• GIVEN PASSAGE:
=======
Haberfield predominated in success on the river during the war years. The club won each of the substitute point score competitions which were held until 1947/48. This performance, coupled with the successes of 1938/39 and 1939/40 and of 1948/49, when the premiership and junior pennant competitions were reintroduced, led the NSW Rowing Association to state "[Haberfield] have thus set a record of supremacy in New South Wales rowing that is unequalled". At the 1948 Australian Rowing Championships, the NSW King's Cup winning eight was the entire Haberfield senior men's eight. The club continued its good standing throughout the 1950s with three more premiership wins, four seconds and two-thirds and six wins in the junior pennant. The 1960s also saw three premierships wins.
=======
• EXERCISE DETAILS: Using the Haberfield passage, decide whether each statement agrees with it. Answer yes or no, and quote the words from the passage that decide it. (a) Haberfield won every substitute point score competition held until 1947/48. (b) Haberfield rowers made up only part of the NSW eight that won the King's Cup at the 1948 Australian Rowing Championships. (c) During the 1950s the club won the junior pennant six times.
=======
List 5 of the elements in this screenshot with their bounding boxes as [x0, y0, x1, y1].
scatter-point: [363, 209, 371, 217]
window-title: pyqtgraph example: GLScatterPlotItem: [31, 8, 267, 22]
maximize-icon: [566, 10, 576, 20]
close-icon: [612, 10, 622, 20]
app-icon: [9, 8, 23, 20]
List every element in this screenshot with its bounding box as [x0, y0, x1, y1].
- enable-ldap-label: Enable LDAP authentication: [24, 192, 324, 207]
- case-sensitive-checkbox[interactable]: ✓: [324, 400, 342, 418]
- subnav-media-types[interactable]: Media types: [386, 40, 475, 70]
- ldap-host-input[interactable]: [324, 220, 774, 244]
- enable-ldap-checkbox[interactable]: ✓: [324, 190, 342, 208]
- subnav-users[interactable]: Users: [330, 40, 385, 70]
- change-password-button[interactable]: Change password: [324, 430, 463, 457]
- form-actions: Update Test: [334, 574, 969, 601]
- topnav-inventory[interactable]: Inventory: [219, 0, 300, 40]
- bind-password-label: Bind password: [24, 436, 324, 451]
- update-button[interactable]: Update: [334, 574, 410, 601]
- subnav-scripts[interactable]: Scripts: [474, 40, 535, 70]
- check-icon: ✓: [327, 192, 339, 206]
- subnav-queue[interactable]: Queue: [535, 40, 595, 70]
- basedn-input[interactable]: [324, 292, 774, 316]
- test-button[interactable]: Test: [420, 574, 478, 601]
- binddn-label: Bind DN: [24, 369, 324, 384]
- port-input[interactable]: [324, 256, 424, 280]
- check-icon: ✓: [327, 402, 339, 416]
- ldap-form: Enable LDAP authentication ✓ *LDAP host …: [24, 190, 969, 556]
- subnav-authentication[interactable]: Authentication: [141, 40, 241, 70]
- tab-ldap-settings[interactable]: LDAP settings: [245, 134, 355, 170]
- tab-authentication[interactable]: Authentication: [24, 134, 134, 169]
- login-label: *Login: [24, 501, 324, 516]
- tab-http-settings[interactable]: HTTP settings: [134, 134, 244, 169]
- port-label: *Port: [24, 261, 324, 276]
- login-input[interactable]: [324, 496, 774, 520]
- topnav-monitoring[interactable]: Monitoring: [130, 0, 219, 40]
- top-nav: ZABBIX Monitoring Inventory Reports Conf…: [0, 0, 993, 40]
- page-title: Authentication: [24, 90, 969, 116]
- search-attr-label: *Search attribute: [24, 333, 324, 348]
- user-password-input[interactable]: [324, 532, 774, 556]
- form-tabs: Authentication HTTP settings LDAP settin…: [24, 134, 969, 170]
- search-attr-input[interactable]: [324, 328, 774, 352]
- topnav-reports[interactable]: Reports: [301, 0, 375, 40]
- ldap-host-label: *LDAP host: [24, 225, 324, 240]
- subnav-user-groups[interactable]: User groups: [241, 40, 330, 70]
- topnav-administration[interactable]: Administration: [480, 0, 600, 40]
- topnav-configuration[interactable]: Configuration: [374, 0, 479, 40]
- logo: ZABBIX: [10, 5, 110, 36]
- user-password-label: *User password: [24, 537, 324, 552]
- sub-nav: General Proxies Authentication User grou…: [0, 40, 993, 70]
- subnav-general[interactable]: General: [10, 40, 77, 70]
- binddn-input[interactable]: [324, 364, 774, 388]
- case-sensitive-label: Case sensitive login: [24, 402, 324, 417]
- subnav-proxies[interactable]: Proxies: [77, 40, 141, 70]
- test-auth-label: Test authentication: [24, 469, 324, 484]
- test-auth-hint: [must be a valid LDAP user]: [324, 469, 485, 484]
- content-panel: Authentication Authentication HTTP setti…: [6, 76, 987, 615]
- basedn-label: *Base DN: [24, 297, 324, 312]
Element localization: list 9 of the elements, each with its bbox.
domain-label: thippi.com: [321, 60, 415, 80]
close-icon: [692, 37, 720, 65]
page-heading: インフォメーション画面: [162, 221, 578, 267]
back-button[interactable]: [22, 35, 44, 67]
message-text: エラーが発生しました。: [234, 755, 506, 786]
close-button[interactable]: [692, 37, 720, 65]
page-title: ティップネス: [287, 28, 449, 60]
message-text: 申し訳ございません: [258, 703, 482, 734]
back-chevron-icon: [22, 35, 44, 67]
=======
• EXERCISE OUTPUT:
(a) Yes: "The club won each of the substitute point score competitions which were held until 1947/48."
(b) No: "the NSW King's Cup winning eight was the entire Haberfield senior men's eight."
(c) Yes: "six wins in the junior pennant."